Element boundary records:
__________________________________________________
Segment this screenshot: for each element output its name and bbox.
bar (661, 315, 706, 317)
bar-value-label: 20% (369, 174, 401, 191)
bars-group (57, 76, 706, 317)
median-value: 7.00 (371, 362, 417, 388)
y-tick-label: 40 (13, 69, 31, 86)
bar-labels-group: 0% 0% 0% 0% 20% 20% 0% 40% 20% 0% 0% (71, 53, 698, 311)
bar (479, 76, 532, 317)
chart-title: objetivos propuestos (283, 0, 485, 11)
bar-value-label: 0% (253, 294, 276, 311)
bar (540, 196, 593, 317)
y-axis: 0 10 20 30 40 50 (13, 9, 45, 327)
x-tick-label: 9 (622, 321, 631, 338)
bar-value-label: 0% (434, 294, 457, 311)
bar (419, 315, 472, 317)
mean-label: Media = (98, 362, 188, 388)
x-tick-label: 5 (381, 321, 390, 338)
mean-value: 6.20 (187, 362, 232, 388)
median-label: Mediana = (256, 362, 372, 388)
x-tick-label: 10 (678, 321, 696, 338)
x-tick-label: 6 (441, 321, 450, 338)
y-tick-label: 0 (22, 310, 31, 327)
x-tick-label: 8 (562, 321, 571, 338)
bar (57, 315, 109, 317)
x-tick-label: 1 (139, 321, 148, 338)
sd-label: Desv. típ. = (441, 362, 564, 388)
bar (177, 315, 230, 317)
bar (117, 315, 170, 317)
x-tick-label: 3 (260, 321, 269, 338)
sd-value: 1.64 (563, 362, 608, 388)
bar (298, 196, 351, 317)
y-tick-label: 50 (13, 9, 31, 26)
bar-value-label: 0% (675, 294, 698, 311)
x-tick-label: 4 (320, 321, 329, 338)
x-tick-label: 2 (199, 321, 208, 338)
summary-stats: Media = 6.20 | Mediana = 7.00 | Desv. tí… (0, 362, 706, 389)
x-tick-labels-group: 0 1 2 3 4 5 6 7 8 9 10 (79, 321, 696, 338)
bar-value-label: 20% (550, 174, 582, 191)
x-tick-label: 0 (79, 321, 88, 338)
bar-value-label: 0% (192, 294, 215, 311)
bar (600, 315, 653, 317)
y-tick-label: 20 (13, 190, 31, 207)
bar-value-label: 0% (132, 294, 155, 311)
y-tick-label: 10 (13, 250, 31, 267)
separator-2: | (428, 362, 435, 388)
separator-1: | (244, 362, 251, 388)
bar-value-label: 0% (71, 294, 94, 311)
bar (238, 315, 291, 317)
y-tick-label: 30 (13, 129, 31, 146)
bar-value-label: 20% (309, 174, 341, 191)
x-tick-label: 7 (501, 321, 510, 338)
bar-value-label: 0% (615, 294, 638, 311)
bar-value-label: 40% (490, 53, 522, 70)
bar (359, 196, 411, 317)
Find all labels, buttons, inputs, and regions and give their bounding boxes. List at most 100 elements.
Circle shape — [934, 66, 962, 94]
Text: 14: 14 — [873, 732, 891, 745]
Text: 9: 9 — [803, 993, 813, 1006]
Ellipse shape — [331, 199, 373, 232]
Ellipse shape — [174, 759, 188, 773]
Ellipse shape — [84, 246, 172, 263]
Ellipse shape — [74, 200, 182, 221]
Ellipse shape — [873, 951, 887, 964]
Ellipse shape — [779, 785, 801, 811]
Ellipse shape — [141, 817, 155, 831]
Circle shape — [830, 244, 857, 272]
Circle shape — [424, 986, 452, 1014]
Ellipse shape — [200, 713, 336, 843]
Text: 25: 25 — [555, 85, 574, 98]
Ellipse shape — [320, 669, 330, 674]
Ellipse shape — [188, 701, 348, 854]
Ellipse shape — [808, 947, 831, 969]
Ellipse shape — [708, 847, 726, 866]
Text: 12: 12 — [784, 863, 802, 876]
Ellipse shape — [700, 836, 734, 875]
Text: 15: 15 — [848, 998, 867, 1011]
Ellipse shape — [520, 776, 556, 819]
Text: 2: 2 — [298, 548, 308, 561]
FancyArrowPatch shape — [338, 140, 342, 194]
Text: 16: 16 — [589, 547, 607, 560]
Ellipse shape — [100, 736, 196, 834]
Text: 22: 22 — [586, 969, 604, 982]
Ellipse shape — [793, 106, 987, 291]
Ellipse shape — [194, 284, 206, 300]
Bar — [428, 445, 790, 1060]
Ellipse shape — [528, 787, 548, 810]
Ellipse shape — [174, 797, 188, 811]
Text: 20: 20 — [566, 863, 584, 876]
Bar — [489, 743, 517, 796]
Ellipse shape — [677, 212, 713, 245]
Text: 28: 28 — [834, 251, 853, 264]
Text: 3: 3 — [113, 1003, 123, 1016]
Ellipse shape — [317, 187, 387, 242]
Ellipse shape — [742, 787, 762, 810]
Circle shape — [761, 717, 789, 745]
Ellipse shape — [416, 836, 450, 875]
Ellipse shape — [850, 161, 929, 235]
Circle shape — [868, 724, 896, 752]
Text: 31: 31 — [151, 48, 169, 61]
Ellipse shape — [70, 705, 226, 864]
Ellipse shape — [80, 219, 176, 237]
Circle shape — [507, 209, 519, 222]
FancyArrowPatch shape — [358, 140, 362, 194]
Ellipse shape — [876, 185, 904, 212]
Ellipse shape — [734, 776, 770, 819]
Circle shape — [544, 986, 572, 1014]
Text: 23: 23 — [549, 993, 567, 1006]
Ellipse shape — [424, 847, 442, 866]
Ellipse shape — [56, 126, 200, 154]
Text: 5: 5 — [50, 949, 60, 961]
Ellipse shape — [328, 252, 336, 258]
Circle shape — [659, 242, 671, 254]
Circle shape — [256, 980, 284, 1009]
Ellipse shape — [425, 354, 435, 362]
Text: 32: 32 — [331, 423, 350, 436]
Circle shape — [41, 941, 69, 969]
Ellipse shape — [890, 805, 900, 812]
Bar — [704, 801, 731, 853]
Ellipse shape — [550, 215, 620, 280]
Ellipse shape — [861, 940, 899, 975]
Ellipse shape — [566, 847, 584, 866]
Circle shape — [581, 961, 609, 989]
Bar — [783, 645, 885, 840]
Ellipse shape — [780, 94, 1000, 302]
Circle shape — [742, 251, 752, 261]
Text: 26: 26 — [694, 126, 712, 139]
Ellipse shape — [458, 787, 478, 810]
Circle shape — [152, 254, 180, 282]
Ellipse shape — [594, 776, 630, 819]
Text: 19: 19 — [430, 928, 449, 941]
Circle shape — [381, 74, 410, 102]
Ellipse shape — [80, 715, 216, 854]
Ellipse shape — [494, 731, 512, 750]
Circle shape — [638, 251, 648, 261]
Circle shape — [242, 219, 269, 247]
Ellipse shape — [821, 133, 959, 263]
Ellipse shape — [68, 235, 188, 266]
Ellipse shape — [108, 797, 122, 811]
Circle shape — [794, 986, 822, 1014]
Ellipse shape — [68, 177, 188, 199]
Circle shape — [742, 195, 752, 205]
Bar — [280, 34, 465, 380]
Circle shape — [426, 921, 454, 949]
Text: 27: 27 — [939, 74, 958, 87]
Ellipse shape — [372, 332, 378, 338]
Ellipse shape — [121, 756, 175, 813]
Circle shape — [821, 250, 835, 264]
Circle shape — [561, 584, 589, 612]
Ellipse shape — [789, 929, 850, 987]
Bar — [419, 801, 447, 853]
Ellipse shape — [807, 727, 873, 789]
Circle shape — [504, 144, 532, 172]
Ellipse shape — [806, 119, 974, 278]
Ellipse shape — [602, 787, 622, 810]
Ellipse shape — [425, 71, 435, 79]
__________________________________________________
Repeat all of the lines above verbatim, keeping their order, wording, and figures unchanged.

Segment this screenshot: for each element output its name and bbox.
bar (661, 315, 706, 317)
bar-value-label: 20% (369, 174, 401, 191)
bars-group (57, 76, 706, 317)
median-value: 7.00 (371, 362, 417, 388)
y-tick-label: 40 (13, 69, 31, 86)
bar-labels-group: 0% 0% 0% 0% 20% 20% 0% 40% 20% 0% 0% (71, 53, 698, 311)
bar (479, 76, 532, 317)
chart-title: objetivos propuestos (283, 0, 485, 11)
bar-value-label: 0% (253, 294, 276, 311)
bar (540, 196, 593, 317)
y-axis: 0 10 20 30 40 50 (13, 9, 45, 327)
x-tick-label: 9 (622, 321, 631, 338)
bar-value-label: 0% (434, 294, 457, 311)
bar (419, 315, 472, 317)
mean-label: Media = (98, 362, 188, 388)
x-tick-label: 5 (381, 321, 390, 338)
mean-value: 6.20 (187, 362, 232, 388)
median-label: Mediana = (256, 362, 372, 388)
x-tick-label: 10 (678, 321, 696, 338)
x-tick-label: 6 (441, 321, 450, 338)
y-tick-label: 0 (22, 310, 31, 327)
x-tick-label: 8 (562, 321, 571, 338)
bar (57, 315, 109, 317)
x-tick-label: 1 (139, 321, 148, 338)
sd-label: Desv. típ. = (441, 362, 564, 388)
bar (177, 315, 230, 317)
bar (117, 315, 170, 317)
x-tick-label: 3 (260, 321, 269, 338)
sd-value: 1.64 (563, 362, 608, 388)
bar (298, 196, 351, 317)
y-tick-label: 50 (13, 9, 31, 26)
bar-value-label: 0% (675, 294, 698, 311)
x-tick-label: 4 (320, 321, 329, 338)
x-tick-label: 2 (199, 321, 208, 338)
summary-stats: Media = 6.20 | Mediana = 7.00 | Desv. tí… (0, 362, 706, 389)
x-tick-labels-group: 0 1 2 3 4 5 6 7 8 9 10 (79, 321, 696, 338)
bar-value-label: 20% (550, 174, 582, 191)
x-tick-label: 0 (79, 321, 88, 338)
bar-value-label: 0% (192, 294, 215, 311)
bar (600, 315, 653, 317)
y-tick-label: 20 (13, 190, 31, 207)
bar-value-label: 0% (132, 294, 155, 311)
y-tick-label: 10 (13, 250, 31, 267)
separator-2: | (428, 362, 435, 388)
separator-1: | (244, 362, 251, 388)
bar-value-label: 0% (71, 294, 94, 311)
bar (238, 315, 291, 317)
y-tick-label: 30 (13, 129, 31, 146)
bar-value-label: 20% (309, 174, 341, 191)
x-tick-label: 7 (501, 321, 510, 338)
bar-value-label: 0% (615, 294, 638, 311)
bar-value-label: 40% (490, 53, 522, 70)
bar (359, 196, 411, 317)
Find all labels, buttons, inputs, and regions and give their bounding boxes. List at most 100 elements.
Circle shape — [934, 66, 962, 94]
Text: 14: 14 — [873, 732, 891, 745]
Text: 9: 9 — [803, 993, 813, 1006]
Ellipse shape — [331, 199, 373, 232]
Ellipse shape — [174, 759, 188, 773]
Ellipse shape — [84, 246, 172, 263]
Ellipse shape — [74, 200, 182, 221]
Ellipse shape — [873, 951, 887, 964]
Ellipse shape — [779, 785, 801, 811]
Ellipse shape — [141, 817, 155, 831]
Circle shape — [830, 244, 857, 272]
Circle shape — [424, 986, 452, 1014]
Ellipse shape — [200, 713, 336, 843]
Text: 25: 25 — [555, 85, 574, 98]
Ellipse shape — [320, 669, 330, 674]
Ellipse shape — [188, 701, 348, 854]
Ellipse shape — [808, 947, 831, 969]
Ellipse shape — [708, 847, 726, 866]
Text: 12: 12 — [784, 863, 802, 876]
Ellipse shape — [700, 836, 734, 875]
Text: 15: 15 — [848, 998, 867, 1011]
Ellipse shape — [520, 776, 556, 819]
Text: 2: 2 — [298, 548, 308, 561]
FancyArrowPatch shape — [338, 140, 342, 194]
Text: 16: 16 — [589, 547, 607, 560]
Ellipse shape — [100, 736, 196, 834]
Text: 22: 22 — [586, 969, 604, 982]
Ellipse shape — [793, 106, 987, 291]
Ellipse shape — [194, 284, 206, 300]
Bar — [428, 445, 790, 1060]
Ellipse shape — [528, 787, 548, 810]
Ellipse shape — [174, 797, 188, 811]
Text: 20: 20 — [566, 863, 584, 876]
Bar — [489, 743, 517, 796]
Ellipse shape — [677, 212, 713, 245]
Text: 28: 28 — [834, 251, 853, 264]
Text: 3: 3 — [113, 1003, 123, 1016]
Ellipse shape — [317, 187, 387, 242]
Ellipse shape — [742, 787, 762, 810]
Circle shape — [761, 717, 789, 745]
Ellipse shape — [416, 836, 450, 875]
Ellipse shape — [850, 161, 929, 235]
Circle shape — [868, 724, 896, 752]
Text: 31: 31 — [151, 48, 169, 61]
Ellipse shape — [70, 705, 226, 864]
Ellipse shape — [80, 219, 176, 237]
Circle shape — [507, 209, 519, 222]
FancyArrowPatch shape — [358, 140, 362, 194]
Ellipse shape — [876, 185, 904, 212]
Ellipse shape — [734, 776, 770, 819]
Circle shape — [544, 986, 572, 1014]
Text: 23: 23 — [549, 993, 567, 1006]
Ellipse shape — [424, 847, 442, 866]
Ellipse shape — [56, 126, 200, 154]
Text: 5: 5 — [50, 949, 60, 961]
Ellipse shape — [328, 252, 336, 258]
Circle shape — [659, 242, 671, 254]
Circle shape — [256, 980, 284, 1009]
Ellipse shape — [425, 354, 435, 362]
Text: 32: 32 — [331, 423, 350, 436]
Circle shape — [41, 941, 69, 969]
Ellipse shape — [890, 805, 900, 812]
Bar — [704, 801, 731, 853]
Ellipse shape — [550, 215, 620, 280]
Ellipse shape — [861, 940, 899, 975]
Ellipse shape — [566, 847, 584, 866]
Circle shape — [581, 961, 609, 989]
Bar — [783, 645, 885, 840]
Ellipse shape — [780, 94, 1000, 302]
Circle shape — [742, 251, 752, 261]
Text: 26: 26 — [694, 126, 712, 139]
Ellipse shape — [458, 787, 478, 810]
Circle shape — [152, 254, 180, 282]
Ellipse shape — [594, 776, 630, 819]
Text: 19: 19 — [430, 928, 449, 941]
Circle shape — [381, 74, 410, 102]
Ellipse shape — [80, 715, 216, 854]
Ellipse shape — [494, 731, 512, 750]
Circle shape — [638, 251, 648, 261]
Circle shape — [242, 219, 269, 247]
Ellipse shape — [821, 133, 959, 263]
Ellipse shape — [68, 235, 188, 266]
Ellipse shape — [108, 797, 122, 811]
Circle shape — [794, 986, 822, 1014]
Ellipse shape — [68, 177, 188, 199]
Circle shape — [742, 195, 752, 205]
Bar — [280, 34, 465, 380]
Circle shape — [426, 921, 454, 949]
Text: 27: 27 — [939, 74, 958, 87]
Ellipse shape — [372, 332, 378, 338]
Ellipse shape — [121, 756, 175, 813]
Circle shape — [821, 250, 835, 264]
Circle shape — [561, 584, 589, 612]
Ellipse shape — [789, 929, 850, 987]
Bar — [419, 801, 447, 853]
Ellipse shape — [807, 727, 873, 789]
Circle shape — [504, 144, 532, 172]
Ellipse shape — [806, 119, 974, 278]
Ellipse shape — [602, 787, 622, 810]
Ellipse shape — [425, 71, 435, 79]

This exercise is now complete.